■ DATA SHOWN ■
** Begin **
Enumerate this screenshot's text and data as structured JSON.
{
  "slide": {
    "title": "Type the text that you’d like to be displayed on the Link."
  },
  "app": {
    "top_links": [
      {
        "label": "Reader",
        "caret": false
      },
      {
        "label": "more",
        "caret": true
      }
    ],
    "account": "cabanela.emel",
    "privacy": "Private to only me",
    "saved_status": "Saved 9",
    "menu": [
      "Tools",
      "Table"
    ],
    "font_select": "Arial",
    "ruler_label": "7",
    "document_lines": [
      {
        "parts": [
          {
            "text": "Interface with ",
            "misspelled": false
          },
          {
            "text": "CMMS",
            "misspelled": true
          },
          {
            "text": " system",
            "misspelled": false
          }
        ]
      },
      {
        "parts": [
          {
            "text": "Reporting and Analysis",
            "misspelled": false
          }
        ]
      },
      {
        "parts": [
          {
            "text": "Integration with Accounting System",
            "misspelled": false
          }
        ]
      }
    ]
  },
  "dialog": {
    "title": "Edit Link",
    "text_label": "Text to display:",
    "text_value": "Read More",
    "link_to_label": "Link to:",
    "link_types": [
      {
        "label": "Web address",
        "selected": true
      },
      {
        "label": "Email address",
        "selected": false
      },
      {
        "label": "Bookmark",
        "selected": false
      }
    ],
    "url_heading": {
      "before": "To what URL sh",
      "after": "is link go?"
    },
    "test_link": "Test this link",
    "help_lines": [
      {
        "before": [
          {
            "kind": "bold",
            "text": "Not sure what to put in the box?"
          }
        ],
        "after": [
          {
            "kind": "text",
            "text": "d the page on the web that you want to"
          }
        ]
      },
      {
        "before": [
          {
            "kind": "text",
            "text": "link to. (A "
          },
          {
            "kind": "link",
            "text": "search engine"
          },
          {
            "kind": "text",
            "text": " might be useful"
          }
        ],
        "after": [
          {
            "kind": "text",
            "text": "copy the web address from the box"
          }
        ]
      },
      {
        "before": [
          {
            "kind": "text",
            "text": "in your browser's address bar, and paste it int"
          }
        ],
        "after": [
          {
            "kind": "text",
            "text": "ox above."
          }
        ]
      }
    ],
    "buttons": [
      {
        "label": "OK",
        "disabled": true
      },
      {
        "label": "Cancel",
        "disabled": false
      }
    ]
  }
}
** End **
■ PROBLEM TO SOLVE ■
Every record shown above should be written out again exactly.

■ CORRECT ANSWER ■
Enumerate this screenshot's text and data as structured JSON.
{
  "slide": {
    "title": "Type the text that you’d like to be displayed on the Link."
  },
  "app": {
    "top_links": [
      {
        "label": "Reader",
        "caret": false
      },
      {
        "label": "more",
        "caret": true
      }
    ],
    "account": "cabanela.emel",
    "privacy": "Private to only me",
    "saved_status": "Saved 9",
    "menu": [
      "Tools",
      "Table"
    ],
    "font_select": "Arial",
    "ruler_label": "7",
    "document_lines": [
      {
        "parts": [
          {
            "text": "Interface with ",
            "misspelled": false
          },
          {
            "text": "CMMS",
            "misspelled": true
          },
          {
            "text": " system",
            "misspelled": false
          }
        ]
      },
      {
        "parts": [
          {
            "text": "Reporting and Analysis",
            "misspelled": false
          }
        ]
      },
      {
        "parts": [
          {
            "text": "Integration with Accounting System",
            "misspelled": false
          }
        ]
      }
    ]
  },
  "dialog": {
    "title": "Edit Link",
    "text_label": "Text to display:",
    "text_value": "Read More",
    "link_to_label": "Link to:",
    "link_types": [
      {
        "label": "Web address",
        "selected": true
      },
      {
        "label": "Email address",
        "selected": false
      },
      {
        "label": "Bookmark",
        "selected": false
      }
    ],
    "url_heading": {
      "before": "To what URL sh",
      "after": "is link go?"
    },
    "test_link": "Test this link",
    "help_lines": [
      {
        "before": [
          {
            "kind": "bold",
            "text": "Not sure what to put in the box?"
          }
        ],
        "after": [
          {
            "kind": "text",
            "text": "d the page on the web that you want to"
          }
        ]
      },
      {
        "before": [
          {
            "kind": "text",
            "text": "link to. (A "
          },
          {
            "kind": "link",
            "text": "search engine"
          },
          {
            "kind": "text",
            "text": " might be useful"
          }
        ],
        "after": [
          {
            "kind": "text",
            "text": "copy the web address from the box"
          }
        ]
      },
      {
        "before": [
          {
            "kind": "text",
            "text": "in your browser's address bar, and paste it int"
          }
        ],
        "after": [
          {
            "kind": "text",
            "text": "ox above."
          }
        ]
      }
    ],
    "buttons": [
      {
        "label": "OK",
        "disabled": true
      },
      {
        "label": "Cancel",
        "disabled": false
      }
    ]
  }
}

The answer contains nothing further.